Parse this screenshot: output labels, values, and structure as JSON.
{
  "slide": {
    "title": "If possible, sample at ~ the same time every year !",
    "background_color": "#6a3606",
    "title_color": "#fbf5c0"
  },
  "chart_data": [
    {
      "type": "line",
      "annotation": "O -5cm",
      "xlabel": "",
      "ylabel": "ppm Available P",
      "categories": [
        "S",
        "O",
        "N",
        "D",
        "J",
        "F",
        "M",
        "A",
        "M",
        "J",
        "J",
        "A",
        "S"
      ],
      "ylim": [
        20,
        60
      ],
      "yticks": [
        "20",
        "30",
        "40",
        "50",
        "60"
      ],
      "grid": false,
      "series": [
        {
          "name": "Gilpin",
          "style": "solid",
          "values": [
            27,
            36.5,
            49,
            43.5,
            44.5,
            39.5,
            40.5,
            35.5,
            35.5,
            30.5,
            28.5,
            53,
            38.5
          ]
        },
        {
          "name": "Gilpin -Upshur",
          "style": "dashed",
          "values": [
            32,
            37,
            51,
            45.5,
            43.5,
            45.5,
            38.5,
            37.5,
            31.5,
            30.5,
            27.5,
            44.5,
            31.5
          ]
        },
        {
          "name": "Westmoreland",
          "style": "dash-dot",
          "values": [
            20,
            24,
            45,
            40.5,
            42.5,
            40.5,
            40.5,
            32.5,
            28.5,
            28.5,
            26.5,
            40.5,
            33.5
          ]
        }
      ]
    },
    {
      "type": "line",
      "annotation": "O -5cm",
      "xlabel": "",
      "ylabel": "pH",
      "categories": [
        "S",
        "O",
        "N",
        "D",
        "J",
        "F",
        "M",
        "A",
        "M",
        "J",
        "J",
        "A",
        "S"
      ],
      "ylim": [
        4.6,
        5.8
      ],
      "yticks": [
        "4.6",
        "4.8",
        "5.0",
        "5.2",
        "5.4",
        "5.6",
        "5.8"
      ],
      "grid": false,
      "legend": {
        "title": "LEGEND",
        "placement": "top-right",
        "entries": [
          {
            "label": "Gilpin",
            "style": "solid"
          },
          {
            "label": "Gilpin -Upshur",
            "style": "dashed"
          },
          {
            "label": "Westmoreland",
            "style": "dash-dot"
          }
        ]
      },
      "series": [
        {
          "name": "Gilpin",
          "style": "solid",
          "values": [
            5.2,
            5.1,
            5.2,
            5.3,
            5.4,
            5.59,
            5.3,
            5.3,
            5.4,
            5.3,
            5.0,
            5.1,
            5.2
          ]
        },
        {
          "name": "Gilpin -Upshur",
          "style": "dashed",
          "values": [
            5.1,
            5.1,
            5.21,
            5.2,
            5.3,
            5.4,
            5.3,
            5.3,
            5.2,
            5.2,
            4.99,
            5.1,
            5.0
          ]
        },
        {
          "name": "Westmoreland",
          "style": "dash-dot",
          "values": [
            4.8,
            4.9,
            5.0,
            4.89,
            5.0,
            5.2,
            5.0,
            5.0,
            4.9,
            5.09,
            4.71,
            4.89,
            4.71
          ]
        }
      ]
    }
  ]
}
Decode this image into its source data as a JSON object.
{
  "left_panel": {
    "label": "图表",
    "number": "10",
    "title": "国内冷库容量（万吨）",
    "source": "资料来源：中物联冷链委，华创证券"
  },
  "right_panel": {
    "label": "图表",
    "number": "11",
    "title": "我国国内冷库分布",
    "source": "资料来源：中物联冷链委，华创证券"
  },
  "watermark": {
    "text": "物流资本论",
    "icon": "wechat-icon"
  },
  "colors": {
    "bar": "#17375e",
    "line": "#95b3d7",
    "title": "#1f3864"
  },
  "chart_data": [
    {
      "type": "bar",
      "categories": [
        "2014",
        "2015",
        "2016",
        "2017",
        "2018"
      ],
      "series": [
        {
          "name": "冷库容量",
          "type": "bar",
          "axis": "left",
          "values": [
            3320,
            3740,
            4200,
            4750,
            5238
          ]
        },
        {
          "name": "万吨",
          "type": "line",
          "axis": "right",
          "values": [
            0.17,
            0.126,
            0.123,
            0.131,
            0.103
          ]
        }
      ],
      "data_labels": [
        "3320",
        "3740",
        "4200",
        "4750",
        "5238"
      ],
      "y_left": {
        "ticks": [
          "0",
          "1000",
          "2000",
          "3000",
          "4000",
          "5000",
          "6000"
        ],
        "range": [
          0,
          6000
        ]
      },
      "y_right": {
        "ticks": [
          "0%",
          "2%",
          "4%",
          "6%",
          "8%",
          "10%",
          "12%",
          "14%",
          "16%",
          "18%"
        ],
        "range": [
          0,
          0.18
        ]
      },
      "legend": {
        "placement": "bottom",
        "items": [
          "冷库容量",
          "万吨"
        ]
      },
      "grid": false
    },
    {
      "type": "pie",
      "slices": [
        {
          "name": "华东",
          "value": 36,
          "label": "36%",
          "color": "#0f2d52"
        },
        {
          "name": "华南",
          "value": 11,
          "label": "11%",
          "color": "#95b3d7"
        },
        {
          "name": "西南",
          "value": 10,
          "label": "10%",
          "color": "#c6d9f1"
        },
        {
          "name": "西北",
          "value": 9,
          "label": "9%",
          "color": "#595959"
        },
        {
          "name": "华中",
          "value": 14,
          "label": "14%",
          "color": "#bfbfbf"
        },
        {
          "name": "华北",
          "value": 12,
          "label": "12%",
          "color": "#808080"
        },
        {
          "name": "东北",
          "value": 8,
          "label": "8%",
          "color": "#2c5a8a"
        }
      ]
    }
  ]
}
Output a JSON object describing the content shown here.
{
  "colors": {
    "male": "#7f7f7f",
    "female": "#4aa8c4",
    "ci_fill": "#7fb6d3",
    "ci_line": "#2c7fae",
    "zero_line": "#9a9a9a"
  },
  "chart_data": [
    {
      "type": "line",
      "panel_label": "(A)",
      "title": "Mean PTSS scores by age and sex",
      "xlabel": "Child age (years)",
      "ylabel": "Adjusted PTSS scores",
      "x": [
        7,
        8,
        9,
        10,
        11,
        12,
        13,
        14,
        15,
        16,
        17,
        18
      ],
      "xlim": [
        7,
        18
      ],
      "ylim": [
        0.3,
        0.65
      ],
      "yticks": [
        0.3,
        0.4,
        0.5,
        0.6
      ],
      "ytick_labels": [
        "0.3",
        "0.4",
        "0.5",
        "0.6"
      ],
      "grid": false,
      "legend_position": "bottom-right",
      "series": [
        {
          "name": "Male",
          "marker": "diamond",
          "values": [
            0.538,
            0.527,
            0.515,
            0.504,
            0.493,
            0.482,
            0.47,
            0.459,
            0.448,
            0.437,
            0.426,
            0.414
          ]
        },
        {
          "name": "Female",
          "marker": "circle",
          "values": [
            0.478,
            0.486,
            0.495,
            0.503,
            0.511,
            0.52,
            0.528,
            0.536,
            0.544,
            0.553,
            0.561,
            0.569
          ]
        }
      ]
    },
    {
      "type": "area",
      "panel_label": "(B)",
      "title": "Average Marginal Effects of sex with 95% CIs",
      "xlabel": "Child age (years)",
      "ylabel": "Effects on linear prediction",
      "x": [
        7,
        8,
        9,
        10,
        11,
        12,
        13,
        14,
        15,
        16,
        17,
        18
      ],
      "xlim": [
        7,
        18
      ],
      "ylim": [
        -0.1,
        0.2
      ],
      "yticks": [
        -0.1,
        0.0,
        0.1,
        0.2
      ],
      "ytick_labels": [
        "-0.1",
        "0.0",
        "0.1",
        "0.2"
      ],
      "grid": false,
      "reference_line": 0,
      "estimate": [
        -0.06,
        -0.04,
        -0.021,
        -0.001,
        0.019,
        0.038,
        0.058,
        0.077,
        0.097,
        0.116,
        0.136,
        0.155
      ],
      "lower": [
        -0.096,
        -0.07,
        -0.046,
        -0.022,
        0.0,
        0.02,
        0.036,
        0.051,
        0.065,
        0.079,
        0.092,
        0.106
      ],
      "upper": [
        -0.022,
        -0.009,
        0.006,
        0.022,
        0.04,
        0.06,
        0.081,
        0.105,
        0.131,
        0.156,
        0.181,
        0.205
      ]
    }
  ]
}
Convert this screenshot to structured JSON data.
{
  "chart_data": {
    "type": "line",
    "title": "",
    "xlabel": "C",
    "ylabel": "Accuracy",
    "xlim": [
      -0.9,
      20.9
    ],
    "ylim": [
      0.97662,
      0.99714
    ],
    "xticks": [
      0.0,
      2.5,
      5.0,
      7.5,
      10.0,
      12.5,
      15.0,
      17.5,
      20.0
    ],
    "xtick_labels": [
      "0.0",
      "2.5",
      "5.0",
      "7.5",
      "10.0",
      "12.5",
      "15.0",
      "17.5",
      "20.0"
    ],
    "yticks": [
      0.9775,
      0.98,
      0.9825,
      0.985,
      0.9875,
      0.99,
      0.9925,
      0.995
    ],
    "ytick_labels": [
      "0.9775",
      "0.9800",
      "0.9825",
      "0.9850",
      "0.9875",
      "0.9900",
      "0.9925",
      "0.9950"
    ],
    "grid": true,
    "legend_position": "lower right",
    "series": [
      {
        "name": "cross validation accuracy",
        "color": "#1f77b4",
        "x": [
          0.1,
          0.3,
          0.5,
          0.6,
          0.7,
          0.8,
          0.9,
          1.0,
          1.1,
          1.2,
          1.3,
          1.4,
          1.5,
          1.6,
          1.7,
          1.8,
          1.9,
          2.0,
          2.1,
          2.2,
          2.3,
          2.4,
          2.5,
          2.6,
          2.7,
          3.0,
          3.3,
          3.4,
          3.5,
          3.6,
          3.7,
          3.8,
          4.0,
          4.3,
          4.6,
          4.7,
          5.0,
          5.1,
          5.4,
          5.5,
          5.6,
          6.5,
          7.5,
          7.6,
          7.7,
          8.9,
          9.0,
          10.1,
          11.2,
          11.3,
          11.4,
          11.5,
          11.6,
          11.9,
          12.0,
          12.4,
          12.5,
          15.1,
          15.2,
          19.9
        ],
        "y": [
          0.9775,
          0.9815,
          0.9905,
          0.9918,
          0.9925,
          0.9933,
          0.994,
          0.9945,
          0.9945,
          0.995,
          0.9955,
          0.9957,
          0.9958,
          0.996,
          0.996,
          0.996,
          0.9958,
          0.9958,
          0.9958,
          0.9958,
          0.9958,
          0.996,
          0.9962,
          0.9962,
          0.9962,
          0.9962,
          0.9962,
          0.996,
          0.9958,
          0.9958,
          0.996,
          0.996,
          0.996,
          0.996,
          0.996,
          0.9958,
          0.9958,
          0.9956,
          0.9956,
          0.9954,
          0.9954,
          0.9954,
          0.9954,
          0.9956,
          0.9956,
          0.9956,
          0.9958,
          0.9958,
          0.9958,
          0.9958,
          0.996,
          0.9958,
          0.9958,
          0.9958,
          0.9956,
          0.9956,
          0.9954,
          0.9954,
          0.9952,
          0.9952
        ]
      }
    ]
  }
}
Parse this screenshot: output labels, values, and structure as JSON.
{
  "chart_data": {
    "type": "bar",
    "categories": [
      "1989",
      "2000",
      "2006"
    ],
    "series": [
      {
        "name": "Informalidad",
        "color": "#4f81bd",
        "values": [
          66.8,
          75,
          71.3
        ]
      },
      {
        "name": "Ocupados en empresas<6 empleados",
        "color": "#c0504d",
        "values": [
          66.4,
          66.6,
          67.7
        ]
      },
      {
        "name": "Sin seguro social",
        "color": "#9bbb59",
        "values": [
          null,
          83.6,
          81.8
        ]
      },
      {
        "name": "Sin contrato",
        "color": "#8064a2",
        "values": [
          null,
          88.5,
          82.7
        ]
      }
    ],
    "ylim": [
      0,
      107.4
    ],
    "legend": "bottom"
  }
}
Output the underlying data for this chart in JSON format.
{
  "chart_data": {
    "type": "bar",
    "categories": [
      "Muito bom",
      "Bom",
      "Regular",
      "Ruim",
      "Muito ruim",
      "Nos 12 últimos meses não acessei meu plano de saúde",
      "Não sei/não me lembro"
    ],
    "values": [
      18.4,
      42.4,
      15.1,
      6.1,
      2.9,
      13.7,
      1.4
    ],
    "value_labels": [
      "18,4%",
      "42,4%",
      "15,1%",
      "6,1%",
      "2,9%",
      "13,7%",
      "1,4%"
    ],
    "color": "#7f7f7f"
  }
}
________________
*SET PROBLEM:*
Gather all lines from the records above in which "Effects" appears.

*ANSWER:*
      "title": "Average Marginal Effects of sex with 95% CIs",
      "ylabel": "Effects on linear prediction",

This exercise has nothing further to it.